§ **REQUIREMENTS**
Copy every line of the entries below verbatim, keeping each character and the original order.

§ **DATA IN THIS EXERCISE**
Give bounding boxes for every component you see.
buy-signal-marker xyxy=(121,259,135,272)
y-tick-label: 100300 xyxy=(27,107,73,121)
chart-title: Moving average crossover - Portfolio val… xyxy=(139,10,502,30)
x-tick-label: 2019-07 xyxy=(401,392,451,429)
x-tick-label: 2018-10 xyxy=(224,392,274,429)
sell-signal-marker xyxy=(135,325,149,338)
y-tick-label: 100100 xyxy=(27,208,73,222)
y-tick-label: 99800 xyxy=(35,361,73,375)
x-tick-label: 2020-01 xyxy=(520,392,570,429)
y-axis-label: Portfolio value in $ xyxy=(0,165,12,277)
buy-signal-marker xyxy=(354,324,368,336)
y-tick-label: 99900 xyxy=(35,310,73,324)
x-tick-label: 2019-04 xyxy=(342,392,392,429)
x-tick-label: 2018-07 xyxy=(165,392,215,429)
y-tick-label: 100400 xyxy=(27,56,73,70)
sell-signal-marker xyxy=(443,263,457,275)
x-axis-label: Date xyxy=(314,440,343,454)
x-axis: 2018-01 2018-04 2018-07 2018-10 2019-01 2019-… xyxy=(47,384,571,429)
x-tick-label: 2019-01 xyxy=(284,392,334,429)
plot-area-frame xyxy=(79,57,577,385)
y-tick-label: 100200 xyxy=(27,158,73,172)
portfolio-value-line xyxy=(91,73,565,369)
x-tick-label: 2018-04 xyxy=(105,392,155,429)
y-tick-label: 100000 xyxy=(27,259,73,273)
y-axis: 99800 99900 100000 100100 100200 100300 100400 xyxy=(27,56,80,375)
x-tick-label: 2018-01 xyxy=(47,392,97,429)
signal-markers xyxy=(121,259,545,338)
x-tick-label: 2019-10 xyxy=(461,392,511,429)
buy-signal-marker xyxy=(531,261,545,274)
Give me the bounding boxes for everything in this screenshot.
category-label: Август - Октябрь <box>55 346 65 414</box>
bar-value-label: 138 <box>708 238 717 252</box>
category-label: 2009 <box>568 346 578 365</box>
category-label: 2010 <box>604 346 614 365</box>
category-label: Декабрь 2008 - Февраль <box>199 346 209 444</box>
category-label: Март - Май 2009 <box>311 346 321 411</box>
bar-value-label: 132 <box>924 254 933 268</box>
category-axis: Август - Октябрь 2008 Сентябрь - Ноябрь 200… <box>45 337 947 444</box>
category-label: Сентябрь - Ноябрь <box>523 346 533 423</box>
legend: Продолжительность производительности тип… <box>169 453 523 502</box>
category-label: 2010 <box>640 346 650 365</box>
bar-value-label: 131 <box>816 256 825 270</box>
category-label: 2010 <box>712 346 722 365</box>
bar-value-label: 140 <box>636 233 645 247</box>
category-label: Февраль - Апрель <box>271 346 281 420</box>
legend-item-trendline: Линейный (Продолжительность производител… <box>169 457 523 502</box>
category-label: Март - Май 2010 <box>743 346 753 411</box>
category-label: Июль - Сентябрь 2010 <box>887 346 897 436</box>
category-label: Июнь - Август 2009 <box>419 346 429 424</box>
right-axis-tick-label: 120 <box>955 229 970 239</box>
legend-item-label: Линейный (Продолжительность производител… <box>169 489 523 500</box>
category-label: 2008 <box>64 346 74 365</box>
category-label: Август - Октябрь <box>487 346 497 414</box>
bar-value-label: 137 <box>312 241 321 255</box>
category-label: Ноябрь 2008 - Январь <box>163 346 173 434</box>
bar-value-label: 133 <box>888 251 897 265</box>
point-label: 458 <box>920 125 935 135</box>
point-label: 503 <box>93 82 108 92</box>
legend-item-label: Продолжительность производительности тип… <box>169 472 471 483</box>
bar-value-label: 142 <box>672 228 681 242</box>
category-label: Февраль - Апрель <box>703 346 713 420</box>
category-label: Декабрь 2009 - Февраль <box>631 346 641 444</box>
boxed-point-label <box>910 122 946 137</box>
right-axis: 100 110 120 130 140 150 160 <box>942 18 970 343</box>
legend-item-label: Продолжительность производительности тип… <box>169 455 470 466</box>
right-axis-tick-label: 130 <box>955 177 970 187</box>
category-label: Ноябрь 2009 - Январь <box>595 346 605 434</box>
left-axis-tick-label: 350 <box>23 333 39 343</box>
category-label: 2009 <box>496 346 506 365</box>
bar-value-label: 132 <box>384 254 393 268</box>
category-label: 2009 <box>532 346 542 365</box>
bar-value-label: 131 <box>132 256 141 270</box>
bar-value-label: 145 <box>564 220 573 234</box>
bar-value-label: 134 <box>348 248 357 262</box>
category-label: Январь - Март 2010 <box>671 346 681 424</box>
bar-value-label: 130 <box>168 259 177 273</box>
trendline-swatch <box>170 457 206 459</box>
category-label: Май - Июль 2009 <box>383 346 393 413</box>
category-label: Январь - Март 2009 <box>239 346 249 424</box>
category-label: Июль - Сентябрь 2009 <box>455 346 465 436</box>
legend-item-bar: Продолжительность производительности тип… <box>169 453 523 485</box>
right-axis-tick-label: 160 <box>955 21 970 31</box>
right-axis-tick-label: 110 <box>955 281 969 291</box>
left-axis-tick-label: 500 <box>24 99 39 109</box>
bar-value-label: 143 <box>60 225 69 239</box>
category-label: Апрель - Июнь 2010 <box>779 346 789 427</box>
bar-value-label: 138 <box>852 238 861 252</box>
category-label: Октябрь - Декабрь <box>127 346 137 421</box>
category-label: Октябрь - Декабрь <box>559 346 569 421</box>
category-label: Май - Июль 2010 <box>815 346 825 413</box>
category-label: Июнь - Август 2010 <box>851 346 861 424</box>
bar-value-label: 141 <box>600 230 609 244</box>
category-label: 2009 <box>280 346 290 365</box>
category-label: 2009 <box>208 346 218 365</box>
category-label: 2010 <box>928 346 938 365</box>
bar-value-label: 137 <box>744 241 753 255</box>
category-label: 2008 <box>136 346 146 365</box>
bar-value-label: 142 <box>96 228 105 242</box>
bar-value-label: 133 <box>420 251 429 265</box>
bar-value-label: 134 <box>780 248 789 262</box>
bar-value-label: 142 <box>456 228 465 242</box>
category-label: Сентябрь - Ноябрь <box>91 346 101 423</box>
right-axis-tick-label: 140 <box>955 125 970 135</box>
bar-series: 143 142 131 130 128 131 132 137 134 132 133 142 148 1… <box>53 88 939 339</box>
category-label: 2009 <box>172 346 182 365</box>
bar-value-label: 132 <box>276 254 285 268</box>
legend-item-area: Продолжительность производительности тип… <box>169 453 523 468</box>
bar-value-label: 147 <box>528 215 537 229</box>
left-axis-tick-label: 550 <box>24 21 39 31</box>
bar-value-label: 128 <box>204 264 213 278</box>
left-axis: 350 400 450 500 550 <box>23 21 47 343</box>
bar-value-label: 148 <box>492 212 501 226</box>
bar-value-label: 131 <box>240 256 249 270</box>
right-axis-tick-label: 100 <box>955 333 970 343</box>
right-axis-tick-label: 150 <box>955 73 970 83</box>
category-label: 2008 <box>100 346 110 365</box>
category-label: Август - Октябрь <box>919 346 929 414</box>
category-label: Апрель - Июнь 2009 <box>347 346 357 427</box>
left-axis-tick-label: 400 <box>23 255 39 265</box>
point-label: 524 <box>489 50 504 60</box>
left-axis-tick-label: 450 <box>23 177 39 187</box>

§ **EXERCISE RESPONSE**
Give bounding boxes for every component you see.
buy-signal-marker xyxy=(121,259,135,272)
y-tick-label: 100300 xyxy=(27,107,73,121)
chart-title: Moving average crossover - Portfolio val… xyxy=(139,10,502,30)
x-tick-label: 2019-07 xyxy=(401,392,451,429)
x-tick-label: 2018-10 xyxy=(224,392,274,429)
sell-signal-marker xyxy=(135,325,149,338)
y-tick-label: 100100 xyxy=(27,208,73,222)
y-tick-label: 99800 xyxy=(35,361,73,375)
x-tick-label: 2020-01 xyxy=(520,392,570,429)
y-axis-label: Portfolio value in $ xyxy=(0,165,12,277)
buy-signal-marker xyxy=(354,324,368,336)
y-tick-label: 99900 xyxy=(35,310,73,324)
x-tick-label: 2019-04 xyxy=(342,392,392,429)
x-tick-label: 2018-07 xyxy=(165,392,215,429)
y-tick-label: 100400 xyxy=(27,56,73,70)
sell-signal-marker xyxy=(443,263,457,275)
x-axis-label: Date xyxy=(314,440,343,454)
x-axis: 2018-01 2018-04 2018-07 2018-10 2019-01 2019-… xyxy=(47,384,571,429)
x-tick-label: 2019-01 xyxy=(284,392,334,429)
plot-area-frame xyxy=(79,57,577,385)
y-tick-label: 100200 xyxy=(27,158,73,172)
portfolio-value-line xyxy=(91,73,565,369)
x-tick-label: 2018-04 xyxy=(105,392,155,429)
y-tick-label: 100000 xyxy=(27,259,73,273)
y-axis: 99800 99900 100000 100100 100200 100300 100400 xyxy=(27,56,80,375)
x-tick-label: 2018-01 xyxy=(47,392,97,429)
signal-markers xyxy=(121,259,545,338)
x-tick-label: 2019-10 xyxy=(461,392,511,429)
buy-signal-marker xyxy=(531,261,545,274)
Give me the bounding boxes for everything in this screenshot.
category-label: Август - Октябрь <box>55 346 65 414</box>
bar-value-label: 138 <box>708 238 717 252</box>
category-label: 2009 <box>568 346 578 365</box>
category-label: 2010 <box>604 346 614 365</box>
category-label: Декабрь 2008 - Февраль <box>199 346 209 444</box>
category-label: Март - Май 2009 <box>311 346 321 411</box>
bar-value-label: 132 <box>924 254 933 268</box>
category-axis: Август - Октябрь 2008 Сентябрь - Ноябрь 200… <box>45 337 947 444</box>
category-label: Сентябрь - Ноябрь <box>523 346 533 423</box>
legend: Продолжительность производительности тип… <box>169 453 523 502</box>
category-label: 2010 <box>640 346 650 365</box>
bar-value-label: 131 <box>816 256 825 270</box>
category-label: 2010 <box>712 346 722 365</box>
bar-value-label: 140 <box>636 233 645 247</box>
category-label: Февраль - Апрель <box>271 346 281 420</box>
legend-item-trendline: Линейный (Продолжительность производител… <box>169 457 523 502</box>
category-label: Март - Май 2010 <box>743 346 753 411</box>
category-label: Июль - Сентябрь 2010 <box>887 346 897 436</box>
category-label: Июнь - Август 2009 <box>419 346 429 424</box>
right-axis-tick-label: 120 <box>955 229 970 239</box>
legend-item-label: Линейный (Продолжительность производител… <box>169 489 523 500</box>
category-label: 2008 <box>64 346 74 365</box>
category-label: Август - Октябрь <box>487 346 497 414</box>
bar-value-label: 137 <box>312 241 321 255</box>
category-label: Ноябрь 2008 - Январь <box>163 346 173 434</box>
bar-value-label: 133 <box>888 251 897 265</box>
point-label: 458 <box>920 125 935 135</box>
point-label: 503 <box>93 82 108 92</box>
legend-item-label: Продолжительность производительности тип… <box>169 472 471 483</box>
bar-value-label: 142 <box>672 228 681 242</box>
category-label: Февраль - Апрель <box>703 346 713 420</box>
category-label: Декабрь 2009 - Февраль <box>631 346 641 444</box>
boxed-point-label <box>910 122 946 137</box>
right-axis: 100 110 120 130 140 150 160 <box>942 18 970 343</box>
legend-item-label: Продолжительность производительности тип… <box>169 455 470 466</box>
right-axis-tick-label: 130 <box>955 177 970 187</box>
category-label: Ноябрь 2009 - Январь <box>595 346 605 434</box>
left-axis-tick-label: 350 <box>23 333 39 343</box>
category-label: 2009 <box>496 346 506 365</box>
bar-value-label: 132 <box>384 254 393 268</box>
category-label: 2009 <box>532 346 542 365</box>
bar-value-label: 131 <box>132 256 141 270</box>
bar-value-label: 145 <box>564 220 573 234</box>
bar-value-label: 134 <box>348 248 357 262</box>
category-label: Январь - Март 2010 <box>671 346 681 424</box>
bar-value-label: 130 <box>168 259 177 273</box>
trendline-swatch <box>170 457 206 459</box>
category-label: Май - Июль 2009 <box>383 346 393 413</box>
category-label: Январь - Март 2009 <box>239 346 249 424</box>
category-label: Июль - Сентябрь 2009 <box>455 346 465 436</box>
legend-item-bar: Продолжительность производительности тип… <box>169 453 523 485</box>
right-axis-tick-label: 160 <box>955 21 970 31</box>
right-axis-tick-label: 110 <box>955 281 969 291</box>
left-axis-tick-label: 500 <box>24 99 39 109</box>
bar-value-label: 143 <box>60 225 69 239</box>
category-label: Апрель - Июнь 2010 <box>779 346 789 427</box>
bar-value-label: 138 <box>852 238 861 252</box>
category-label: Октябрь - Декабрь <box>127 346 137 421</box>
category-label: Октябрь - Декабрь <box>559 346 569 421</box>
category-label: Май - Июль 2010 <box>815 346 825 413</box>
category-label: Июнь - Август 2010 <box>851 346 861 424</box>
bar-value-label: 141 <box>600 230 609 244</box>
category-label: 2009 <box>280 346 290 365</box>
category-label: 2009 <box>208 346 218 365</box>
category-label: 2010 <box>928 346 938 365</box>
bar-value-label: 137 <box>744 241 753 255</box>
category-label: 2008 <box>136 346 146 365</box>
bar-value-label: 142 <box>96 228 105 242</box>
bar-value-label: 133 <box>420 251 429 265</box>
bar-value-label: 134 <box>780 248 789 262</box>
bar-value-label: 142 <box>456 228 465 242</box>
category-label: Сентябрь - Ноябрь <box>91 346 101 423</box>
right-axis-tick-label: 140 <box>955 125 970 135</box>
bar-series: 143 142 131 130 128 131 132 137 134 132 133 142 148 1… <box>53 88 939 339</box>
category-label: 2009 <box>172 346 182 365</box>
bar-value-label: 132 <box>276 254 285 268</box>
legend-item-area: Продолжительность производительности тип… <box>169 453 523 468</box>
bar-value-label: 147 <box>528 215 537 229</box>
left-axis-tick-label: 550 <box>24 21 39 31</box>
bar-value-label: 128 <box>204 264 213 278</box>
left-axis: 350 400 450 500 550 <box>23 21 47 343</box>
bar-value-label: 148 <box>492 212 501 226</box>
bar-value-label: 131 <box>240 256 249 270</box>
right-axis-tick-label: 100 <box>955 333 970 343</box>
right-axis-tick-label: 150 <box>955 73 970 83</box>
category-label: 2008 <box>100 346 110 365</box>
category-label: Август - Октябрь <box>919 346 929 414</box>
category-label: Апрель - Июнь 2009 <box>347 346 357 427</box>
left-axis-tick-label: 400 <box>23 255 39 265</box>
point-label: 524 <box>489 50 504 60</box>
left-axis-tick-label: 450 <box>23 177 39 187</box>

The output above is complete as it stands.